> _Goal_
Say how many lines contain "статьей"; the answer is the number alone.

> _Rows_
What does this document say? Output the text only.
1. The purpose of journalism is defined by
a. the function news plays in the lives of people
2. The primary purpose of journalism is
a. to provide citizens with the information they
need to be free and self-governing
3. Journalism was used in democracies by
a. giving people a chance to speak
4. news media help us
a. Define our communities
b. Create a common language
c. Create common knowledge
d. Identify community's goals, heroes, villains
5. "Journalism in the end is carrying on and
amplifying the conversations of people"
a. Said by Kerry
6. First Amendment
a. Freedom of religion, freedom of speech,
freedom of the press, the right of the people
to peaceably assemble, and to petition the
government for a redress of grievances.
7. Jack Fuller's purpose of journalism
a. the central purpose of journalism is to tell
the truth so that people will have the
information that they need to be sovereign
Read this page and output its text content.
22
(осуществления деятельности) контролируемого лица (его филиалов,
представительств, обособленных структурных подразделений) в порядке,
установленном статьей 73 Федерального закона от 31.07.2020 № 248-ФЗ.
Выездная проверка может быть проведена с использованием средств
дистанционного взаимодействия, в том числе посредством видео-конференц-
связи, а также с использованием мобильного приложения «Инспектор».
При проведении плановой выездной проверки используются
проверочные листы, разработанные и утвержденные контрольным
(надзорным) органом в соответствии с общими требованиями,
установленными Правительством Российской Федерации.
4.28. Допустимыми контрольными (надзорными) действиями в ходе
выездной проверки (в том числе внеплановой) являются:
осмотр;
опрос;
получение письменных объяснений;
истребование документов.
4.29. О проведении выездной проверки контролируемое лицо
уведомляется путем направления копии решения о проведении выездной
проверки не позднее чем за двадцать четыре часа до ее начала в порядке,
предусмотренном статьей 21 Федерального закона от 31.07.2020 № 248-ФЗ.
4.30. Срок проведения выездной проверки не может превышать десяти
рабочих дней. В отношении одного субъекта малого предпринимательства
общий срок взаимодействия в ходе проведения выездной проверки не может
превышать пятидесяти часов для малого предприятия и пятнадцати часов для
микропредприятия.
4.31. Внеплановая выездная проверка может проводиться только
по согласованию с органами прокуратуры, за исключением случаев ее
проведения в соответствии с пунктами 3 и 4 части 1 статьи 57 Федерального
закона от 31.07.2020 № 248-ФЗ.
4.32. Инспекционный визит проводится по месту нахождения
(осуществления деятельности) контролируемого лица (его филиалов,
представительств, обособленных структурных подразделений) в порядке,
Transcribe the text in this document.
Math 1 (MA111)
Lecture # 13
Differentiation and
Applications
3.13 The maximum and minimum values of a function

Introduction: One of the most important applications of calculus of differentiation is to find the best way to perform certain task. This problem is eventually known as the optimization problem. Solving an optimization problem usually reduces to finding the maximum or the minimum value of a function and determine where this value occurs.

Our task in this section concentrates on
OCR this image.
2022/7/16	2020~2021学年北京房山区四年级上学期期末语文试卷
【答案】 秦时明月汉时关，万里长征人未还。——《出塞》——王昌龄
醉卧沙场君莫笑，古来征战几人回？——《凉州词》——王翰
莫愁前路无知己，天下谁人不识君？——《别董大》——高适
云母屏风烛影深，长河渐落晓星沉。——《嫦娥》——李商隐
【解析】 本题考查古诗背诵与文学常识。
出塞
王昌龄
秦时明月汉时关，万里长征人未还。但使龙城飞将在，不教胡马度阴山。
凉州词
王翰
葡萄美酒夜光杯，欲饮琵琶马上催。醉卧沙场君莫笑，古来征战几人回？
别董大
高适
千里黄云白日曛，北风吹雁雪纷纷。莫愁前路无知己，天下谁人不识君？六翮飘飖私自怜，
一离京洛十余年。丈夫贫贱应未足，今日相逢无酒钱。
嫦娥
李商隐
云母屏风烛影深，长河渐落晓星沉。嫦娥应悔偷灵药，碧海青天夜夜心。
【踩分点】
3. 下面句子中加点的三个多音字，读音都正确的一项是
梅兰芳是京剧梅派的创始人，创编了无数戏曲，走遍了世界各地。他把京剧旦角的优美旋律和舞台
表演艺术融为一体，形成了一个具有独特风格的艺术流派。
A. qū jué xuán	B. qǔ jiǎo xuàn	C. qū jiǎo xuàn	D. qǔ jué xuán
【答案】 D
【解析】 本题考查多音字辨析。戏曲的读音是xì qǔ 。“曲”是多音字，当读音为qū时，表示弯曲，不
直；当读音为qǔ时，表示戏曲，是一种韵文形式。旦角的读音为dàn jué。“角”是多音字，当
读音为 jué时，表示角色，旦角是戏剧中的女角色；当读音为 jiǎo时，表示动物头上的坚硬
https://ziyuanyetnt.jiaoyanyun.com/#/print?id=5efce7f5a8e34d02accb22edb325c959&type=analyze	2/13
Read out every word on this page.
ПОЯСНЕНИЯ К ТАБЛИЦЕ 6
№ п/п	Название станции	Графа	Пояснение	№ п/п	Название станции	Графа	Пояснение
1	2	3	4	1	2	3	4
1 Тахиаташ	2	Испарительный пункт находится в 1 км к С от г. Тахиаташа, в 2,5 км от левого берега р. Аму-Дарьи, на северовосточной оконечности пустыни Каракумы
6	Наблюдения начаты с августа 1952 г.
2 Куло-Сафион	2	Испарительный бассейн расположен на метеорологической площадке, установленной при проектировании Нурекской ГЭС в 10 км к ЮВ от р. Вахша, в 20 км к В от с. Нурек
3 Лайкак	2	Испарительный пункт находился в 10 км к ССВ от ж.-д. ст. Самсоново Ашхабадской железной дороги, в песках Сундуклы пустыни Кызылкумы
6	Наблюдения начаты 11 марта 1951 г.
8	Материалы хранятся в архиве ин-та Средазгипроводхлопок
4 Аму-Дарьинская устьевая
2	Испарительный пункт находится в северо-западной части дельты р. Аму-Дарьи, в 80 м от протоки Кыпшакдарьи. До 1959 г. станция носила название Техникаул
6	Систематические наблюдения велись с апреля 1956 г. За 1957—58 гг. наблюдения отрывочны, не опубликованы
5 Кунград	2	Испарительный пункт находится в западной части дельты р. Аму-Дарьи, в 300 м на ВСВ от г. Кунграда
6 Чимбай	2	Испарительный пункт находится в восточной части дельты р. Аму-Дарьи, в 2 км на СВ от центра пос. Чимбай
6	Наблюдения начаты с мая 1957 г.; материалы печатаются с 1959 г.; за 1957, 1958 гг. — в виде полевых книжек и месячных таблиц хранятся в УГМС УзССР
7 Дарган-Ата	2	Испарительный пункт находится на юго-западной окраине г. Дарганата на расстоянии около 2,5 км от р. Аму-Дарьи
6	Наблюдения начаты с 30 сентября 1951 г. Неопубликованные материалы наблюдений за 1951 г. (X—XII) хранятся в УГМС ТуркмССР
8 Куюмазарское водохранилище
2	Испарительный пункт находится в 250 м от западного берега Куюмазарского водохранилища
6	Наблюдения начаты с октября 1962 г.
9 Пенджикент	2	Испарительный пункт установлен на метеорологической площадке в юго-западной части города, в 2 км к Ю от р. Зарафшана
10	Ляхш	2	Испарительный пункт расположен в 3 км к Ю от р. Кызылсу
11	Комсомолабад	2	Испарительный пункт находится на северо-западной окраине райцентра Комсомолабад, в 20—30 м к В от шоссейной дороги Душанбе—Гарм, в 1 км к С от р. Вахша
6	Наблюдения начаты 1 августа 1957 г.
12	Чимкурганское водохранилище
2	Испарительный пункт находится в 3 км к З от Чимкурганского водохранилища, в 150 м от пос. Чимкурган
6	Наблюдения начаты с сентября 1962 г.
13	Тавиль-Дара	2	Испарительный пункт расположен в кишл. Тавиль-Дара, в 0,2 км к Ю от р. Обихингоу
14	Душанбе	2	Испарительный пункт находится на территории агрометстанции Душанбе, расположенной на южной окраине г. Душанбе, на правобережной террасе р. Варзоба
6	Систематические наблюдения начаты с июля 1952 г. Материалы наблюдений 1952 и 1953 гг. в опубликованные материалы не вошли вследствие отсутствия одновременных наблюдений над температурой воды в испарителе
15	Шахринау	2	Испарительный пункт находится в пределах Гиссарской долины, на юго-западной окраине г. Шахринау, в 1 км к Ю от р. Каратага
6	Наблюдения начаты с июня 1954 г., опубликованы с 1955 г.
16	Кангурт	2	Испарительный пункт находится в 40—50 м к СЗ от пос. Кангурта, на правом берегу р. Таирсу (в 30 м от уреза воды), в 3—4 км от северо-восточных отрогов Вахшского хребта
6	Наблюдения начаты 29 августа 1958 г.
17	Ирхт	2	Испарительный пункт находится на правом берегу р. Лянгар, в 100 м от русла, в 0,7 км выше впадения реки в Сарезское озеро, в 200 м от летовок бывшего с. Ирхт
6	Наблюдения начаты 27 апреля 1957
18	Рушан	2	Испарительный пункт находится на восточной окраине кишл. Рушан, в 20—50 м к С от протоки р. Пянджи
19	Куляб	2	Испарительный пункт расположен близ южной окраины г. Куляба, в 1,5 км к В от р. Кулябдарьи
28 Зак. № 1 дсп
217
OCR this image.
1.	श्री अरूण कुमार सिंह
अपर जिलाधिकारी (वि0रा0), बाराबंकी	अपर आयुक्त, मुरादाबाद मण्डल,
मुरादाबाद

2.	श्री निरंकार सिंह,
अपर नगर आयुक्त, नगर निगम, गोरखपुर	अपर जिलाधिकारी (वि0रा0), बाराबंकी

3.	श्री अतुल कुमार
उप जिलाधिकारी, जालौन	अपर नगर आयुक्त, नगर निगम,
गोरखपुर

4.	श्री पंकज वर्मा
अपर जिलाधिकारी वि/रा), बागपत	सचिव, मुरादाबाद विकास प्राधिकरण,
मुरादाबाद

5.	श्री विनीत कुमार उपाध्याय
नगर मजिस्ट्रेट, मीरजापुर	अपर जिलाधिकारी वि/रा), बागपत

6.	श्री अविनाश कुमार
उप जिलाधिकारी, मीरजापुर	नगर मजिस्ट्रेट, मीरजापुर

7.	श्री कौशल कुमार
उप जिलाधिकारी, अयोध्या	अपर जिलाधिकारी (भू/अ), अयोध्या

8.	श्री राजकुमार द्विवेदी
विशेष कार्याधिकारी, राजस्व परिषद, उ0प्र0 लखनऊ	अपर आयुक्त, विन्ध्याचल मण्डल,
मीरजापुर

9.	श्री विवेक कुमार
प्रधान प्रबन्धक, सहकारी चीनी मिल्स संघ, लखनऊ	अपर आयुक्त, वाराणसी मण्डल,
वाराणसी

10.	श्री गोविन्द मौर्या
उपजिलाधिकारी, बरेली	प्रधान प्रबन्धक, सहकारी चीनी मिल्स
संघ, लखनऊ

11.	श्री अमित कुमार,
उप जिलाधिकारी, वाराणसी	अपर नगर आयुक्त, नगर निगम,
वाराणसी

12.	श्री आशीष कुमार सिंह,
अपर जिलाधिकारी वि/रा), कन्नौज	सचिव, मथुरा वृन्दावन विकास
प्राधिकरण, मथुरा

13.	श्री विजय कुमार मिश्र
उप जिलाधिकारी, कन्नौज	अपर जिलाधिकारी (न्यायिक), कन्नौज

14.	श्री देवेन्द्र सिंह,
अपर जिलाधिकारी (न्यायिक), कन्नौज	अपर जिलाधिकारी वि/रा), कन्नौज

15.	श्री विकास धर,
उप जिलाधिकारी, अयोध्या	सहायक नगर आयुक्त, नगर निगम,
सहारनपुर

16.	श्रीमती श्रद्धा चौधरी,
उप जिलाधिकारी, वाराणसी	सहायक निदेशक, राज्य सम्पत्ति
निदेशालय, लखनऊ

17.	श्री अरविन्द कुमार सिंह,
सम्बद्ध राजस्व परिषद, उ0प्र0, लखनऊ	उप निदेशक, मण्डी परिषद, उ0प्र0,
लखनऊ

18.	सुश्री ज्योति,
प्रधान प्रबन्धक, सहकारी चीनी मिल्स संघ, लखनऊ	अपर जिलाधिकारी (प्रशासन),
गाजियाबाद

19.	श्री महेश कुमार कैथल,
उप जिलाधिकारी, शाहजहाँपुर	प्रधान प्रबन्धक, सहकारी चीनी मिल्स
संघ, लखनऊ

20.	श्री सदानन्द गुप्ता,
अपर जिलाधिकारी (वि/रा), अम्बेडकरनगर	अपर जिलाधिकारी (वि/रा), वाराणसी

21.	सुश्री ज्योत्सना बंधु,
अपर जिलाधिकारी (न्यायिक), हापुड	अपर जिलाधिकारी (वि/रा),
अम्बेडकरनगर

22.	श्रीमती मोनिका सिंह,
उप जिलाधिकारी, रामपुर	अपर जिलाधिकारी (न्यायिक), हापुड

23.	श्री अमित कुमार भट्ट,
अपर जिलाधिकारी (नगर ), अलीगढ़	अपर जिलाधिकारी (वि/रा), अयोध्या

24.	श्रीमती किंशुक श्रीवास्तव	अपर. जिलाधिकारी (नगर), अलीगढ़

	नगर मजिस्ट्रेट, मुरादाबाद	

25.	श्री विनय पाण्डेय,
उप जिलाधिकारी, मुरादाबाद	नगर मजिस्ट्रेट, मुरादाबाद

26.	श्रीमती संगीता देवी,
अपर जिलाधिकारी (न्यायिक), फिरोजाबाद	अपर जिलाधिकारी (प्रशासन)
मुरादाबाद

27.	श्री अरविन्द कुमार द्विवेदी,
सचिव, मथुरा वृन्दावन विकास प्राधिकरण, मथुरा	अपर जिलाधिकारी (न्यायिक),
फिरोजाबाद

> _Task response_
2